[THE PROBLEM]: Copy word for word the part of the forum thread on feeding fish to pigs from "fish would up" up to and including "(Jan 1, 2006)".

[PASSAGE]:
>> start

# Feeding fish to pigs?



## Farmerga (May 6, 2010)

Hello, I was walking around my farm the other day looking for possible food sources for my pig herd. I found several wild fruit trees and many oak and hickory trees that are full of mast. I then had a thought. I have a pond that is full of stunted little sunfish and "shiners" that can be easily caught (by the 100's) Do any of you know of any advantages/ disavantages of feeding these fish to my pigs. I was thinking that I could feed them to the young growers, up to about a month prior to harvest, and breeders.


----------



## KSALguy (Feb 14, 2006)

fish would up their protien quite a bit, i wouldnt give them BULK fish but as a suppliment, along with any of the fruit and acorns you can gather along with what ever grain and scraps you feed, Fish is also a good source of protien for chickens if you have them,


----------



## Rogo (Jan 1, 2006)

>> end

[DATA SECTION]:
>> start

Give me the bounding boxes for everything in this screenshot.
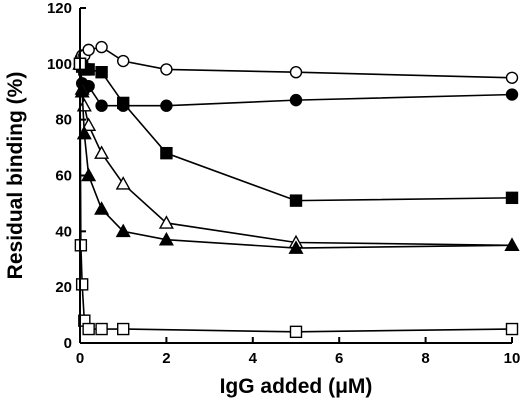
data-point-triangle	[115, 176, 131, 190]
data-point-square	[505, 191, 519, 205]
series-5	[72, 56, 520, 254]
x-tick-label: 10	[504, 350, 520, 367]
x-tick-label: 6	[335, 350, 343, 367]
data-point-triangle	[288, 240, 304, 254]
data-point-triangle	[504, 237, 520, 252]
data-point-square	[505, 322, 519, 336]
series-line	[79, 63, 513, 247]
series-3	[73, 57, 519, 207]
data-point-triangle	[158, 231, 174, 246]
y-tick-label: 0	[64, 335, 72, 352]
y-tick-label: 120	[47, 0, 72, 17]
data-point-square	[95, 322, 108, 336]
data-point-square	[289, 194, 303, 207]
y-tick-label: 80	[55, 112, 72, 129]
data-point-triangle	[76, 125, 92, 140]
data-point-circle	[95, 40, 108, 54]
x-tick-label: 2	[162, 350, 170, 367]
data-point-circle	[289, 93, 303, 107]
data-point-square	[82, 322, 95, 336]
data-point-circle	[160, 63, 173, 76]
series-1	[73, 40, 519, 84]
data-point-circle	[160, 99, 173, 112]
data-point-circle	[289, 66, 303, 79]
y-tick-label: 40	[55, 223, 72, 240]
x-tick-label: 4	[249, 350, 258, 367]
data-point-triangle	[81, 117, 97, 132]
y-tick-label: 60	[55, 168, 72, 185]
data-point-square	[116, 96, 130, 110]
data-point-square	[160, 146, 173, 160]
data-point-circle	[116, 54, 130, 68]
data-point-square	[289, 325, 303, 339]
series-line	[79, 63, 513, 202]
data-point-circle	[505, 88, 519, 101]
data-point-triangle	[158, 215, 174, 229]
data-point-circle	[505, 71, 519, 84]
y-axis-title: Residual binding (%)	[4, 72, 27, 280]
data-point-triangle	[94, 201, 110, 215]
series-line	[79, 63, 513, 249]
x-axis-ticks: 0 2 4 6 8 10	[76, 337, 520, 367]
data-point-triangle	[94, 145, 110, 159]
x-tick-label: 0	[76, 350, 84, 367]
x-axis-title: IgG added (μM)	[220, 375, 373, 398]
series-layer	[72, 40, 520, 339]
data-point-triangle	[115, 223, 131, 238]
series-4	[72, 56, 520, 252]
y-tick-label: 20	[55, 279, 72, 296]
data-point-square	[95, 66, 108, 79]
data-point-square	[116, 322, 130, 336]
data-point-triangle	[74, 83, 90, 98]
data-point-triangle	[81, 167, 97, 182]
y-tick-label: 100	[47, 56, 72, 73]
x-tick-label: 8	[421, 350, 429, 367]
data-point-circle	[95, 99, 108, 112]
data-point-circle	[82, 43, 95, 57]
data-point-square	[75, 278, 89, 291]
data-point-triangle	[76, 97, 92, 112]
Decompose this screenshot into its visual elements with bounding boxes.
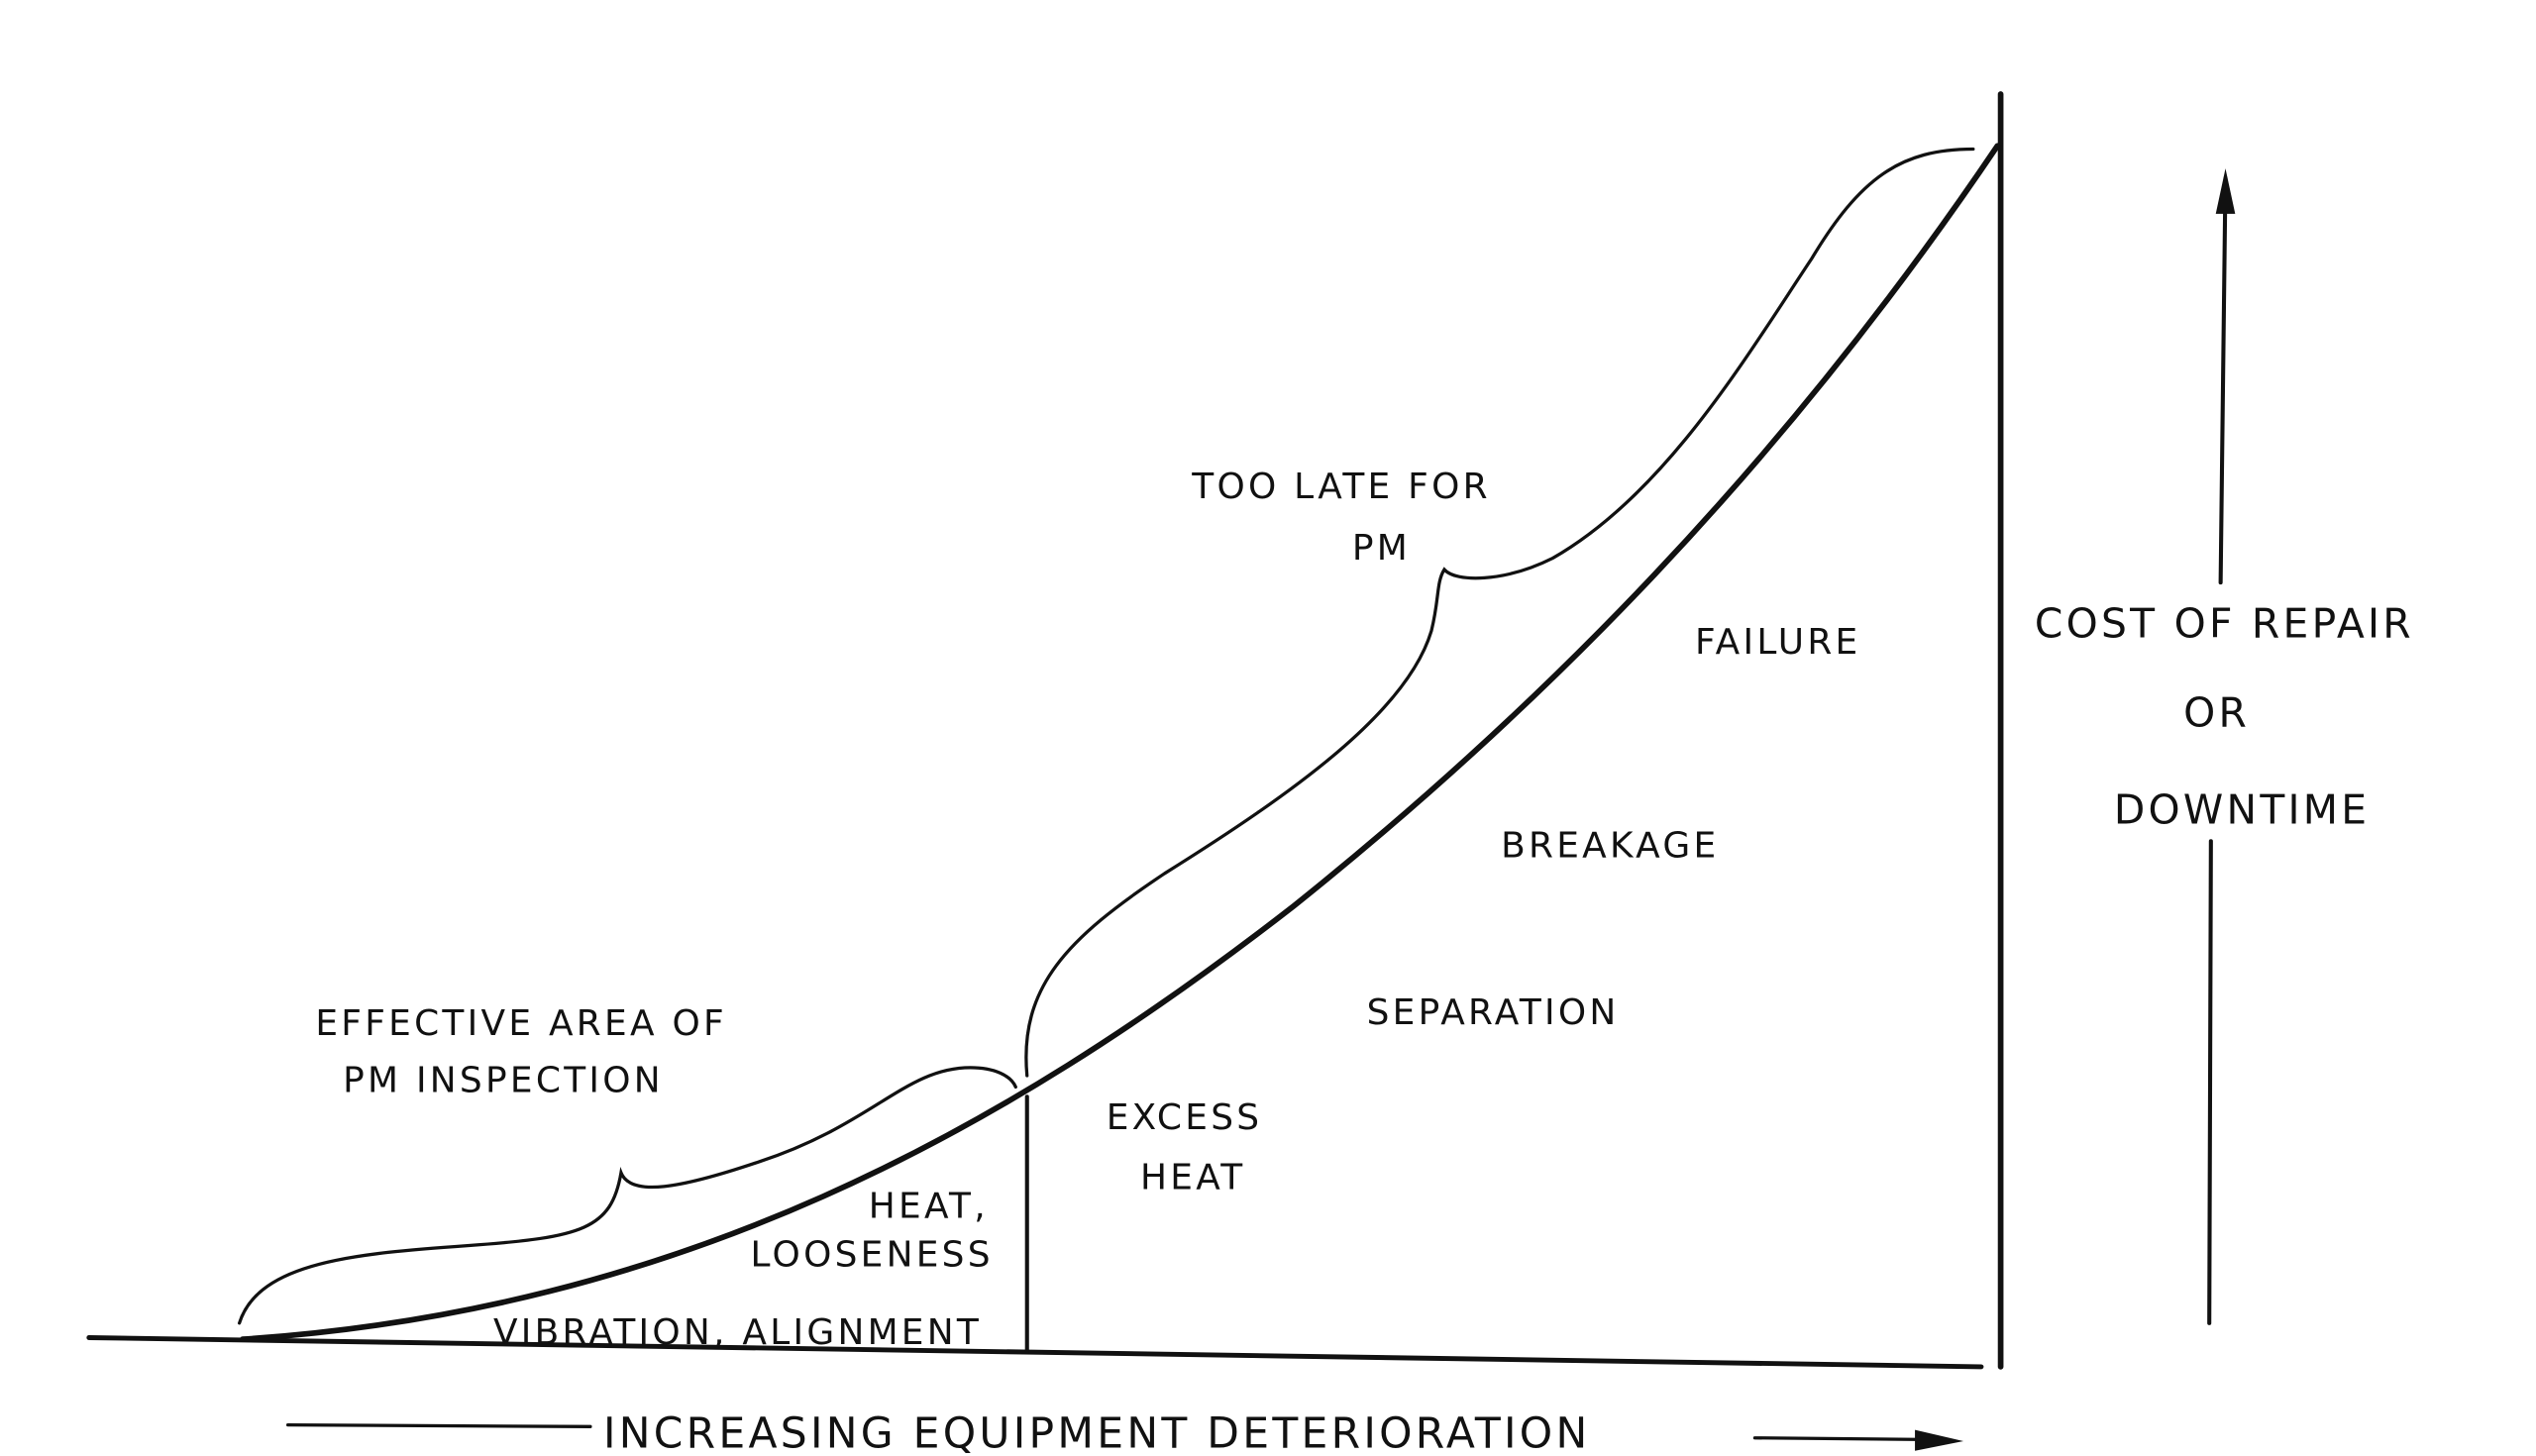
upper-brace [1024, 147, 1975, 1078]
baseline [86, 1335, 1984, 1370]
label: PM [1352, 528, 1411, 569]
lower-brace [238, 1066, 1017, 1325]
y-axis-label: OR [2183, 688, 2250, 736]
stage: HEAT [1140, 1157, 1245, 1197]
y-axis-label: COST OF REPAIR [2035, 600, 2414, 648]
y-arrowhead [2215, 168, 2236, 214]
y-arrow-lower [2207, 839, 2213, 1325]
x-arrow-right [1752, 1436, 1927, 1441]
stage: EXCESS [1107, 1097, 1263, 1138]
stage: FAILURE [1695, 622, 1861, 663]
stage: SEPARATION [1367, 992, 1620, 1033]
stage: VIBRATION, ALIGNMENT [493, 1312, 982, 1353]
y-axis-label: DOWNTIME [2114, 785, 2370, 833]
label: PM INSPECTION [343, 1060, 664, 1100]
label: TOO LATE FOR [1191, 467, 1491, 507]
deterioration-curve [240, 143, 2001, 1342]
label: EFFECTIVE AREA OF [315, 1003, 727, 1044]
stage: HEAT, [869, 1187, 989, 1227]
x-arrowhead [1915, 1429, 1964, 1451]
y-arrow-upper [2218, 175, 2228, 585]
stage: LOOSENESS [751, 1235, 994, 1276]
x-axis-label: INCREASING EQUIPMENT DETERIORATION [603, 1410, 1591, 1456]
x-arrow-left [285, 1423, 592, 1428]
stage: BREAKAGE [1501, 826, 1719, 867]
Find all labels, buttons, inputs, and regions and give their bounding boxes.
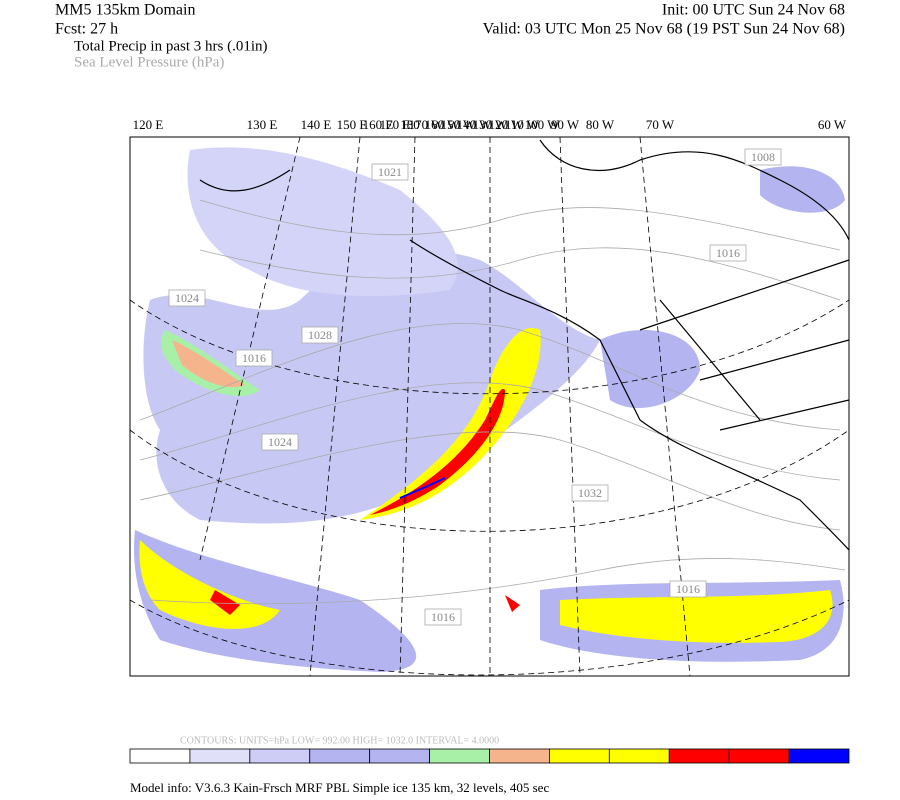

>> end

[THE RESULT]:
fish would up their protien quite a bit, i wouldnt give them BULK fish but as a suppliment, along with any of the fruit and acorns you can gather along with what ever grain and scraps you feed, Fish is also a good source of protien for chickens if you have them,


----------



## Rogo (Jan 1, 2006)